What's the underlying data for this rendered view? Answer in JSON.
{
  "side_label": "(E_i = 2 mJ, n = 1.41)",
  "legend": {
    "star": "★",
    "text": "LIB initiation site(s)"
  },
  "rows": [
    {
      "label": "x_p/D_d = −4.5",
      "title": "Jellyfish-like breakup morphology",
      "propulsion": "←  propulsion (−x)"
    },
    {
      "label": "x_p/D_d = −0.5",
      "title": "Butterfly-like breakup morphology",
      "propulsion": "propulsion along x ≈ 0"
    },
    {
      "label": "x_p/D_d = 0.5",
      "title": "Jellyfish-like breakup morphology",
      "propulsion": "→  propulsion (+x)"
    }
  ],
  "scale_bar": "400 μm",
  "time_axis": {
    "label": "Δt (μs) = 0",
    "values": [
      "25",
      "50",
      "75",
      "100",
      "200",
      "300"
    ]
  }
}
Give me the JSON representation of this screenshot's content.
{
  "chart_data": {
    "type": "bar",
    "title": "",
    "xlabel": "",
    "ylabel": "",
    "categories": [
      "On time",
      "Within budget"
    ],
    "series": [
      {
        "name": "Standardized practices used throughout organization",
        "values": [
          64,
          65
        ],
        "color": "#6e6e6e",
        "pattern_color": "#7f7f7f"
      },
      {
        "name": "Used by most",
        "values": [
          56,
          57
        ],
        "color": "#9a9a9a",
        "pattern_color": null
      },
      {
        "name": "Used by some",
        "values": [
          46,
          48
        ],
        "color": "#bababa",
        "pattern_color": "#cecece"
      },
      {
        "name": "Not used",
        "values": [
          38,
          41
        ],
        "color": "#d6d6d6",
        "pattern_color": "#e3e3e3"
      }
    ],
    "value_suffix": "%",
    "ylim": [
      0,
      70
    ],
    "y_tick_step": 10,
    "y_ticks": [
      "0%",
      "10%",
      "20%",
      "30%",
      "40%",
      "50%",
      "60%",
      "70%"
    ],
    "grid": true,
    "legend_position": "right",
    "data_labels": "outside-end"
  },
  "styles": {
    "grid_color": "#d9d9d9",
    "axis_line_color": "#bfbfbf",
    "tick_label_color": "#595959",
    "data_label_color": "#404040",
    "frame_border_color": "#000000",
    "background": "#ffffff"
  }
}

● ● ● ● ● ● ●

AIM OF THE EXERCISE.
The entries above must be returned in full, exactly as shown.

RESULT OF THE TASK.
What's the underlying data for this rendered view? Answer in JSON.
{
  "side_label": "(E_i = 2 mJ, n = 1.41)",
  "legend": {
    "star": "★",
    "text": "LIB initiation site(s)"
  },
  "rows": [
    {
      "label": "x_p/D_d = −4.5",
      "title": "Jellyfish-like breakup morphology",
      "propulsion": "←  propulsion (−x)"
    },
    {
      "label": "x_p/D_d = −0.5",
      "title": "Butterfly-like breakup morphology",
      "propulsion": "propulsion along x ≈ 0"
    },
    {
      "label": "x_p/D_d = 0.5",
      "title": "Jellyfish-like breakup morphology",
      "propulsion": "→  propulsion (+x)"
    }
  ],
  "scale_bar": "400 μm",
  "time_axis": {
    "label": "Δt (μs) = 0",
    "values": [
      "25",
      "50",
      "75",
      "100",
      "200",
      "300"
    ]
  }
}
Give me the JSON representation of this screenshot's content.
{
  "chart_data": {
    "type": "bar",
    "title": "",
    "xlabel": "",
    "ylabel": "",
    "categories": [
      "On time",
      "Within budget"
    ],
    "series": [
      {
        "name": "Standardized practices used throughout organization",
        "values": [
          64,
          65
        ],
        "color": "#6e6e6e",
        "pattern_color": "#7f7f7f"
      },
      {
        "name": "Used by most",
        "values": [
          56,
          57
        ],
        "color": "#9a9a9a",
        "pattern_color": null
      },
      {
        "name": "Used by some",
        "values": [
          46,
          48
        ],
        "color": "#bababa",
        "pattern_color": "#cecece"
      },
      {
        "name": "Not used",
        "values": [
          38,
          41
        ],
        "color": "#d6d6d6",
        "pattern_color": "#e3e3e3"
      }
    ],
    "value_suffix": "%",
    "ylim": [
      0,
      70
    ],
    "y_tick_step": 10,
    "y_ticks": [
      "0%",
      "10%",
      "20%",
      "30%",
      "40%",
      "50%",
      "60%",
      "70%"
    ],
    "grid": true,
    "legend_position": "right",
    "data_labels": "outside-end"
  },
  "styles": {
    "grid_color": "#d9d9d9",
    "axis_line_color": "#bfbfbf",
    "tick_label_color": "#595959",
    "data_label_color": "#404040",
    "frame_border_color": "#000000",
    "background": "#ffffff"
  }
}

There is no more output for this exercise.